• _DATA FOR THIS EXERCISE_:
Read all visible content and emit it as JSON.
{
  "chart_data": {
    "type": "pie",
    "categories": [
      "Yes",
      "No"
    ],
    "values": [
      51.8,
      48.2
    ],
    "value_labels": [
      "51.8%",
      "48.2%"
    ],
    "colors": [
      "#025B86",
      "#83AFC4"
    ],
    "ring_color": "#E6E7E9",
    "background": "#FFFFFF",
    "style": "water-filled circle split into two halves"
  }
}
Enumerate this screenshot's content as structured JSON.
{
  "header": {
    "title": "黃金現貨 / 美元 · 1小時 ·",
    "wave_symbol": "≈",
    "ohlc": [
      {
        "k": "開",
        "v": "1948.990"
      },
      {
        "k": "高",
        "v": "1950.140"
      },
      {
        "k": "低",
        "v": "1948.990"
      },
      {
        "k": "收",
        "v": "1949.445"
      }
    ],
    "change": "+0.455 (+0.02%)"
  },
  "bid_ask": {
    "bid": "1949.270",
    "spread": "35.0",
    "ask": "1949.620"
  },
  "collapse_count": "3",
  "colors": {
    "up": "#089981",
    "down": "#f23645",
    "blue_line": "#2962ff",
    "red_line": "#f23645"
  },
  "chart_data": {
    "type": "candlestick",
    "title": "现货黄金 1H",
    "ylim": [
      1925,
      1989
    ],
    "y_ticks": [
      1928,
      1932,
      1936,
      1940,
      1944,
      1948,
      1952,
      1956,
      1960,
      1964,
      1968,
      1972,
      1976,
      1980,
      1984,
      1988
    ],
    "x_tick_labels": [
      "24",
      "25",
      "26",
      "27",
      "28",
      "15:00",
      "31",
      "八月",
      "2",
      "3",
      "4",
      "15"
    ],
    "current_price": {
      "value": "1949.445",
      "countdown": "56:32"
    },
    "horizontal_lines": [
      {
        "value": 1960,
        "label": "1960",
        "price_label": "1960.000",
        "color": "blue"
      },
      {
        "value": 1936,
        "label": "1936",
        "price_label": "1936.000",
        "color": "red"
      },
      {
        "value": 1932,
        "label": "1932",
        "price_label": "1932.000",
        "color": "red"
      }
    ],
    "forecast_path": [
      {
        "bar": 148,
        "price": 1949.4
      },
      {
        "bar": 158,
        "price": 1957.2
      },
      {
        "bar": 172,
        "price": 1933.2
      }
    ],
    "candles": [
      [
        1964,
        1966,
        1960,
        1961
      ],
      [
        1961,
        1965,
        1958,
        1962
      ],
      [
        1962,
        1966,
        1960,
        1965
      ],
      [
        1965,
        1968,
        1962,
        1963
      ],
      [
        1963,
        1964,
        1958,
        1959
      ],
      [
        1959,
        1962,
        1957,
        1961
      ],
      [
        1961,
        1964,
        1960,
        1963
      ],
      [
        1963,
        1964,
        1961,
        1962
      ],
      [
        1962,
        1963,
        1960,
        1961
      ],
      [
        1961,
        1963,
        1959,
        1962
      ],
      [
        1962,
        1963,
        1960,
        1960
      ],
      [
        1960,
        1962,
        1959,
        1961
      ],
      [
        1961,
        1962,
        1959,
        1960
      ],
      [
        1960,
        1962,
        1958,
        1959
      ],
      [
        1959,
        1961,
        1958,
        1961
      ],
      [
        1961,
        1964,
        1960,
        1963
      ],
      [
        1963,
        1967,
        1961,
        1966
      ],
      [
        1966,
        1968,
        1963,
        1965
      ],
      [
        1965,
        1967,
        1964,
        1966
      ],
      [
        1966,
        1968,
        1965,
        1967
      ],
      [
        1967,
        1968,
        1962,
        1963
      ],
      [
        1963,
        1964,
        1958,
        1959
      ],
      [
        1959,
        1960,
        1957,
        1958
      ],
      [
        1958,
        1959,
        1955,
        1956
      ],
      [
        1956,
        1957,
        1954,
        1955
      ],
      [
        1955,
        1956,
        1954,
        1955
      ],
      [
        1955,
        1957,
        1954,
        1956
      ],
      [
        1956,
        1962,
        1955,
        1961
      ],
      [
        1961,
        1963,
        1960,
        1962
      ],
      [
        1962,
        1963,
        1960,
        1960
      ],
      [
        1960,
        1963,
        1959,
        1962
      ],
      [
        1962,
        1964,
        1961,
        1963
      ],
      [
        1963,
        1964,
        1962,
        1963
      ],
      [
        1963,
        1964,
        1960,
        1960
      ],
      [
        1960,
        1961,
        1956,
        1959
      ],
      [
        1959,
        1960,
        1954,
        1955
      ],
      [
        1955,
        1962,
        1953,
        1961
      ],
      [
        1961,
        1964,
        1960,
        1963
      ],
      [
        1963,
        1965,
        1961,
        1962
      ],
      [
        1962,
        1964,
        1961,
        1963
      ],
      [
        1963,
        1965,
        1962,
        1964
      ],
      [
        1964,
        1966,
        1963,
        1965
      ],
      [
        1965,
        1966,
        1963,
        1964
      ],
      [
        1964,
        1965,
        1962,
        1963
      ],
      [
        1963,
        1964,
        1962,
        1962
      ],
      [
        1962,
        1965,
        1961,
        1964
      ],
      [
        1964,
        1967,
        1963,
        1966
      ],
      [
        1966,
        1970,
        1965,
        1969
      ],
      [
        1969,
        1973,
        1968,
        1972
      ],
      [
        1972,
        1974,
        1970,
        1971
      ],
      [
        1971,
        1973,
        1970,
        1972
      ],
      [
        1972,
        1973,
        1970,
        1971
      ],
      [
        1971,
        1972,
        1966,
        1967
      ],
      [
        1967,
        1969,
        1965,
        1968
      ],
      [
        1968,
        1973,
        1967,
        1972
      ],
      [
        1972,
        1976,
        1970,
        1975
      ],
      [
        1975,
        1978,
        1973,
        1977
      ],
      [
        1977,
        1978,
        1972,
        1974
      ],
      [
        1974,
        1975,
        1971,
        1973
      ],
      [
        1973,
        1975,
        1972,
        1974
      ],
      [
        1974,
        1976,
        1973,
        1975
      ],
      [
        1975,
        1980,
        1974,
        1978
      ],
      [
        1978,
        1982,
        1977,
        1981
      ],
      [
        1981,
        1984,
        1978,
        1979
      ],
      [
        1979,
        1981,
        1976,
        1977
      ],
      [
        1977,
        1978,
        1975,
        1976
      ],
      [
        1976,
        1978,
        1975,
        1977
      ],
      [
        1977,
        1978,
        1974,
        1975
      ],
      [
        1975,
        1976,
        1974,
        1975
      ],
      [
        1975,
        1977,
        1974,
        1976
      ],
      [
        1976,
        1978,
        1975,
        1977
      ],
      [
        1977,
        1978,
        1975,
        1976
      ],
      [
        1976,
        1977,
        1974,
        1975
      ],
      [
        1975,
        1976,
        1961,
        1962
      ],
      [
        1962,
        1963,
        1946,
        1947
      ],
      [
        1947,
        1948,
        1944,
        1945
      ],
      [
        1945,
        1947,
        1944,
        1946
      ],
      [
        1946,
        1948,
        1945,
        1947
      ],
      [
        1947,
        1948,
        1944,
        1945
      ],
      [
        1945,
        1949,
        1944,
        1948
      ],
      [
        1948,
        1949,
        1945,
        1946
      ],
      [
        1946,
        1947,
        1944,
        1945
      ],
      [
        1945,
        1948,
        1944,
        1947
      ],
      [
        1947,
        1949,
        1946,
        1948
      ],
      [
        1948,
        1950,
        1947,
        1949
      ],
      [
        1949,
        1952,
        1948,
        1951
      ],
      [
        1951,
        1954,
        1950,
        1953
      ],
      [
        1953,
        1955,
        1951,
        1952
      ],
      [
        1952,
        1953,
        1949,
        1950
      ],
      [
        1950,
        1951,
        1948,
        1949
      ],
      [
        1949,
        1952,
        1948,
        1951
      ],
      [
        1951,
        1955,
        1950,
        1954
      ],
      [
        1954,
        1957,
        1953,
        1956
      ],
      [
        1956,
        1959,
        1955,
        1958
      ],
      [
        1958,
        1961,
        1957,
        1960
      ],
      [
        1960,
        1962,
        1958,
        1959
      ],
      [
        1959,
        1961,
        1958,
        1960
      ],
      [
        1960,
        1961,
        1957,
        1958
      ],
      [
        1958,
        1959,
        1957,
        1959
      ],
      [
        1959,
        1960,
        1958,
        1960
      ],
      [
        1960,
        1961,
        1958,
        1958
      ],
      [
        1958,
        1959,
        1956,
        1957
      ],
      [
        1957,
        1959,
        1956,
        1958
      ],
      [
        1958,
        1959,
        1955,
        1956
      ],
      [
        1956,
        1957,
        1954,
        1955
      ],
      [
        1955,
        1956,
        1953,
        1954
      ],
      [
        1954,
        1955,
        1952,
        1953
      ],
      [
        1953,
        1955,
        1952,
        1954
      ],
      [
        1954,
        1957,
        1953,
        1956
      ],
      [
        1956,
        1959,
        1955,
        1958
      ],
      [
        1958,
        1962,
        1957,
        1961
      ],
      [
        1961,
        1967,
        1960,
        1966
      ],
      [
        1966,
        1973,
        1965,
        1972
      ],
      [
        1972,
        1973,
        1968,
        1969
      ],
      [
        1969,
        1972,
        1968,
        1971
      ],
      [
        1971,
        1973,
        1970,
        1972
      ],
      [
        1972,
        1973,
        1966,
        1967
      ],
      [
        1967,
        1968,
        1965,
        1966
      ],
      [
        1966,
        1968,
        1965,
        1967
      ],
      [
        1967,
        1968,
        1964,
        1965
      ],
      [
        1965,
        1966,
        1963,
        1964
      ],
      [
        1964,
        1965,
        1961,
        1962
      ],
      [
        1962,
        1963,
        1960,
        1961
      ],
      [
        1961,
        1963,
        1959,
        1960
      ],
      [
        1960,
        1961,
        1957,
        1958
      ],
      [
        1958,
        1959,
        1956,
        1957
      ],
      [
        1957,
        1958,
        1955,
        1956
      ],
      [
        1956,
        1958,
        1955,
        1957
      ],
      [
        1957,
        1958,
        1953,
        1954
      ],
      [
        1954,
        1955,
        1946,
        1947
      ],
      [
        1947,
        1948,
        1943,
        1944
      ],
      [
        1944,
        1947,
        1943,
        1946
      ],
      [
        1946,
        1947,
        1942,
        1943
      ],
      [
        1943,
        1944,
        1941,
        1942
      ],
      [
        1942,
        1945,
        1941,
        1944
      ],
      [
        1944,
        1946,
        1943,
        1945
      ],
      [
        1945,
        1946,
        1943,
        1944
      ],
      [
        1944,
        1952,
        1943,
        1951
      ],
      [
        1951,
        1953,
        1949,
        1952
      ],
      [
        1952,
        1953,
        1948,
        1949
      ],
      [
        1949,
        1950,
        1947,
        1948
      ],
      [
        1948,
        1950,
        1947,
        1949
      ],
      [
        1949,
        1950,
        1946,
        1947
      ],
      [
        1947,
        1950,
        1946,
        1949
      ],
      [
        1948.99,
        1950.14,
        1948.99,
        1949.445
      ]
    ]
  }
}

• _GOAL_:
Looking at the data above, show all lines where the word "content" occurs.

• _COMPLETE RESPONSE_:
Read all visible content and emit it as JSON.
Enumerate this screenshot's content as structured JSON.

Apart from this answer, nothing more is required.